* **Written instruction**: In the entries below, count the lines holding "response". Reply with the number only.
- - - -
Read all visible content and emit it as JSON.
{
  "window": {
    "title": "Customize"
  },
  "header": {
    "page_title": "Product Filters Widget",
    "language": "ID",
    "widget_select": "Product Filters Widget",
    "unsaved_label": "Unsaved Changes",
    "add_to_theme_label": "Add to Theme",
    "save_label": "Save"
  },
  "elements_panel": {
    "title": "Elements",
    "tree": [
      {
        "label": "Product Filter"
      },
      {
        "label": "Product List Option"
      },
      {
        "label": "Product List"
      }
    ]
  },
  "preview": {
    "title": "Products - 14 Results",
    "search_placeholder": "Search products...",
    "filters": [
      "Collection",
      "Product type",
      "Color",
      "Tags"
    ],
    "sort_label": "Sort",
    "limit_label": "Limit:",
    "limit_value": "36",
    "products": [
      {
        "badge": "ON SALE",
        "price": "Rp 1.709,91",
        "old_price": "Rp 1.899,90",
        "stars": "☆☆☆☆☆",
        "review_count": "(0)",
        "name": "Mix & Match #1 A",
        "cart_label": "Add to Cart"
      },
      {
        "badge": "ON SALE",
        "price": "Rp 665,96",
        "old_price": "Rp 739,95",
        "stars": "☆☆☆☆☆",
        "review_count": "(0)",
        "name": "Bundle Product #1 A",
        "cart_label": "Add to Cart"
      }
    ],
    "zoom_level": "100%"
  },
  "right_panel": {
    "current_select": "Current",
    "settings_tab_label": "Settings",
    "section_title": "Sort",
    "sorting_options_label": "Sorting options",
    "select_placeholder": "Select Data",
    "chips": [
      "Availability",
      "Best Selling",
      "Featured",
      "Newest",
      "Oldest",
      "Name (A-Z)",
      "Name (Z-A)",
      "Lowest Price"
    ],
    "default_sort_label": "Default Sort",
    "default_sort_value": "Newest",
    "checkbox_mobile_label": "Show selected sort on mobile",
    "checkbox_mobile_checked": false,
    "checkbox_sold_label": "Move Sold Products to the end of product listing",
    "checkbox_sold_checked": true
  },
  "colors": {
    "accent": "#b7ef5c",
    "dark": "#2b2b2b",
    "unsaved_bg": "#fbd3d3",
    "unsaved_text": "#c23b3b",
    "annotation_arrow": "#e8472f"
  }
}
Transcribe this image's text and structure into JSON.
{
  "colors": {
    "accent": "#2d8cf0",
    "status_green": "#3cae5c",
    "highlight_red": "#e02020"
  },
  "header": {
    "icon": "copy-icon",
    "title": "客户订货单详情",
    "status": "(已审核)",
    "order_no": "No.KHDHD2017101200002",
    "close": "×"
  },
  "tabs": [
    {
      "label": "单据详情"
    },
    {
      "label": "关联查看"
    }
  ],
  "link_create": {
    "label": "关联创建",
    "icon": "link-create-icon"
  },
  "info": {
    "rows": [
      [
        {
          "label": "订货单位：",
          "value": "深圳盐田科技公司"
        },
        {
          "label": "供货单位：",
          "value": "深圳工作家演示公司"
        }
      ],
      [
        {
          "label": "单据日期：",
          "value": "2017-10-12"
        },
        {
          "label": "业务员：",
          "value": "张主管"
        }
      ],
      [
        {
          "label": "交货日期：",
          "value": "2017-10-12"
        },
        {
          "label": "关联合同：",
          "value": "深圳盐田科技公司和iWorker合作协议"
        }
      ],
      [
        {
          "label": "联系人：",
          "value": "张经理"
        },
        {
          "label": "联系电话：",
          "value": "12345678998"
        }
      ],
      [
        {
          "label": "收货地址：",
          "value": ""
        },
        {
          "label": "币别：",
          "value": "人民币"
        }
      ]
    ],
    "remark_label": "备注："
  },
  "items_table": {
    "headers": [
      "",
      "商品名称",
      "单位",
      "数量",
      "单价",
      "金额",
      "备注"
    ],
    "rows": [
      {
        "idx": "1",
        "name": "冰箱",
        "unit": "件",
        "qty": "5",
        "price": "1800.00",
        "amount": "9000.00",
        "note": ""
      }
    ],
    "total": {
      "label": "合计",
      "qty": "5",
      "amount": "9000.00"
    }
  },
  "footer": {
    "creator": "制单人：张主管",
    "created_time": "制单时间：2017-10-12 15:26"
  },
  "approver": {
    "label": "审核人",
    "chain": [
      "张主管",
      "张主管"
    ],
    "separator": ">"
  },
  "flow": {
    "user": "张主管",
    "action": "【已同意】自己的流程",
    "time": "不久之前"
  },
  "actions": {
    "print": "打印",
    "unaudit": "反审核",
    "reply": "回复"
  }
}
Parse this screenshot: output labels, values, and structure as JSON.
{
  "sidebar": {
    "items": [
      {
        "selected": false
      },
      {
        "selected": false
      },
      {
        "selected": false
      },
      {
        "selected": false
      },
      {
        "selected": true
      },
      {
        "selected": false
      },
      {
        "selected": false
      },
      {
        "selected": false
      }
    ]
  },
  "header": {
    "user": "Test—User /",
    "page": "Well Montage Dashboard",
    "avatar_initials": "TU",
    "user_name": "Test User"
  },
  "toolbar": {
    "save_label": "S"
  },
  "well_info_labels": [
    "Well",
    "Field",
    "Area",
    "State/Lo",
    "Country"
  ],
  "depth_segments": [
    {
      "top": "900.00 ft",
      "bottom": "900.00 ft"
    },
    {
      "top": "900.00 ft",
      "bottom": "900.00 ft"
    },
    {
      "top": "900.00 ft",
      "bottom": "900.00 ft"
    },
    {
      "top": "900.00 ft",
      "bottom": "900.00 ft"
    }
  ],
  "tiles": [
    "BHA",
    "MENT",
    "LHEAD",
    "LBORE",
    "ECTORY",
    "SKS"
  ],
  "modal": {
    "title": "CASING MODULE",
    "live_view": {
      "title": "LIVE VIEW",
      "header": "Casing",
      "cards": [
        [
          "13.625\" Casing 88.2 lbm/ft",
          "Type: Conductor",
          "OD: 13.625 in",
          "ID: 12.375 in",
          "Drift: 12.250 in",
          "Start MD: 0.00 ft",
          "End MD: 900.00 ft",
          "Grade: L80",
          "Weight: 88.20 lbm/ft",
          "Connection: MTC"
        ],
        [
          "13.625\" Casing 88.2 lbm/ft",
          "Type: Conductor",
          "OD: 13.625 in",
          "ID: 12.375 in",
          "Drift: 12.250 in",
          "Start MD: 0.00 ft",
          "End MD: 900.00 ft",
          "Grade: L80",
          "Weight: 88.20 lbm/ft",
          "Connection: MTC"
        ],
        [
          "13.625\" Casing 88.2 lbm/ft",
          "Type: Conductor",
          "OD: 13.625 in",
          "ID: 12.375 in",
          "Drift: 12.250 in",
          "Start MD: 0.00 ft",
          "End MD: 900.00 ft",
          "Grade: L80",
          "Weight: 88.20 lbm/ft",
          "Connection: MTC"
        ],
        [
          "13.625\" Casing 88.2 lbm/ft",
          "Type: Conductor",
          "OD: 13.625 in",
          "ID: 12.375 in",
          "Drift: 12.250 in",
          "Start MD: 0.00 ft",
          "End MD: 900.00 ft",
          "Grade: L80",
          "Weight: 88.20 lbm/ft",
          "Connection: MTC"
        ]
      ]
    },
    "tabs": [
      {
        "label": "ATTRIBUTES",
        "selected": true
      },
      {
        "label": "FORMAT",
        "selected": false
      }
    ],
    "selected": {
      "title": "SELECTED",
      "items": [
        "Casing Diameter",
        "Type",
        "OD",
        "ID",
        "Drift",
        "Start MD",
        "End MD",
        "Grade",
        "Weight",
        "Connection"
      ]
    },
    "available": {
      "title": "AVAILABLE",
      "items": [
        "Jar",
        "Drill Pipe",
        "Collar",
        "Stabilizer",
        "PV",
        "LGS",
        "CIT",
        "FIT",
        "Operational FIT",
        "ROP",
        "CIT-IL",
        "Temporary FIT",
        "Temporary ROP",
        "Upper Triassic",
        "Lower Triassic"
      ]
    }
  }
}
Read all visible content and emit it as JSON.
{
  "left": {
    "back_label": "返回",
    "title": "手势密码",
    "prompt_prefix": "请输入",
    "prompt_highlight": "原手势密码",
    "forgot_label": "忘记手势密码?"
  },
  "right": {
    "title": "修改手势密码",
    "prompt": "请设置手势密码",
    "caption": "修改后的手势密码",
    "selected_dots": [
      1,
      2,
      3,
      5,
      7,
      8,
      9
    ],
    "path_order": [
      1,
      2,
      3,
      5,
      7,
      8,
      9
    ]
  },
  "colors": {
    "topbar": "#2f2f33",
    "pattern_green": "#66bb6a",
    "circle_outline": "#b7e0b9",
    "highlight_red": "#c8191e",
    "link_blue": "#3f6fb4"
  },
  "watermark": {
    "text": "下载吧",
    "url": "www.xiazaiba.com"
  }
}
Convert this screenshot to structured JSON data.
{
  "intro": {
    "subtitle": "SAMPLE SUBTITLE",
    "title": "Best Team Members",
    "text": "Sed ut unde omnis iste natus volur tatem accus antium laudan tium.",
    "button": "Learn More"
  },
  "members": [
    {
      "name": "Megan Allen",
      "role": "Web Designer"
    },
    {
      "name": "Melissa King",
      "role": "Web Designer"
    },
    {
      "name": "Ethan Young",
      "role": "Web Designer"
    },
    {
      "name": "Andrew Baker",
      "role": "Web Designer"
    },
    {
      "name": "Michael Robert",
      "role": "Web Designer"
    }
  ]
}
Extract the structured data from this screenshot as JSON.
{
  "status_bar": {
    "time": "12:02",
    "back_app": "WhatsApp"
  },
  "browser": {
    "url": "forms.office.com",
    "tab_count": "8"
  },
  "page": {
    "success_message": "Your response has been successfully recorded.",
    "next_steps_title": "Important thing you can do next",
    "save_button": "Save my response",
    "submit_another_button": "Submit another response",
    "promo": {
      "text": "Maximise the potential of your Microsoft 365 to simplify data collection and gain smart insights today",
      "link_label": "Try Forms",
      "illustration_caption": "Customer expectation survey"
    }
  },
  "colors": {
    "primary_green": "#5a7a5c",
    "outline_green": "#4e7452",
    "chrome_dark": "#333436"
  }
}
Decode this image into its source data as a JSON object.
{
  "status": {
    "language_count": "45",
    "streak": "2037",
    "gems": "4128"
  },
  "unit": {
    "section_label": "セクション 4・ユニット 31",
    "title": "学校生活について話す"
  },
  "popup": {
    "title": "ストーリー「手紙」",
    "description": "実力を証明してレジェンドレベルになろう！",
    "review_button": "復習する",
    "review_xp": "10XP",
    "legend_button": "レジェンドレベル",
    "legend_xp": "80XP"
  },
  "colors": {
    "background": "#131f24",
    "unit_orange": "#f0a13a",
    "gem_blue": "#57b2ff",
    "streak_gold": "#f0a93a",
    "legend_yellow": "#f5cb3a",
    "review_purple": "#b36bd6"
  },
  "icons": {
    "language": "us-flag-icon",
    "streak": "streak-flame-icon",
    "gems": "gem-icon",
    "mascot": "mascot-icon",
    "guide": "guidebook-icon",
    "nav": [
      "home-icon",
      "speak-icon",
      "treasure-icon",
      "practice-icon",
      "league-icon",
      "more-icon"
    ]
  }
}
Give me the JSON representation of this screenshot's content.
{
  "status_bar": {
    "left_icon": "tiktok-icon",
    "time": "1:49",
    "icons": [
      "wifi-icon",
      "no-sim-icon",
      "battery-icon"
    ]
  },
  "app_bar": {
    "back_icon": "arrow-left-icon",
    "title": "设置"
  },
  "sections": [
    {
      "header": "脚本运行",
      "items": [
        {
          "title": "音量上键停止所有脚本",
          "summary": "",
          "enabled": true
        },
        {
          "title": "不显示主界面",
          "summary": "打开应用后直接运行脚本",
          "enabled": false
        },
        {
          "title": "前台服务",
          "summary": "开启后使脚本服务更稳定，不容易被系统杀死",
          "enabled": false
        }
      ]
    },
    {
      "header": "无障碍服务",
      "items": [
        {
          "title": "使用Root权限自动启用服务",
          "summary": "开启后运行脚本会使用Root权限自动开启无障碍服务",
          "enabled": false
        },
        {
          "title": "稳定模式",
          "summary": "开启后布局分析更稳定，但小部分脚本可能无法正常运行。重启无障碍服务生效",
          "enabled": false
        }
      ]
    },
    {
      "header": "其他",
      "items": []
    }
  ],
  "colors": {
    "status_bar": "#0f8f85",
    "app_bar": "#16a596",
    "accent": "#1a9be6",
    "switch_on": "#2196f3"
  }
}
- - - -
* **Solved exercise**: 3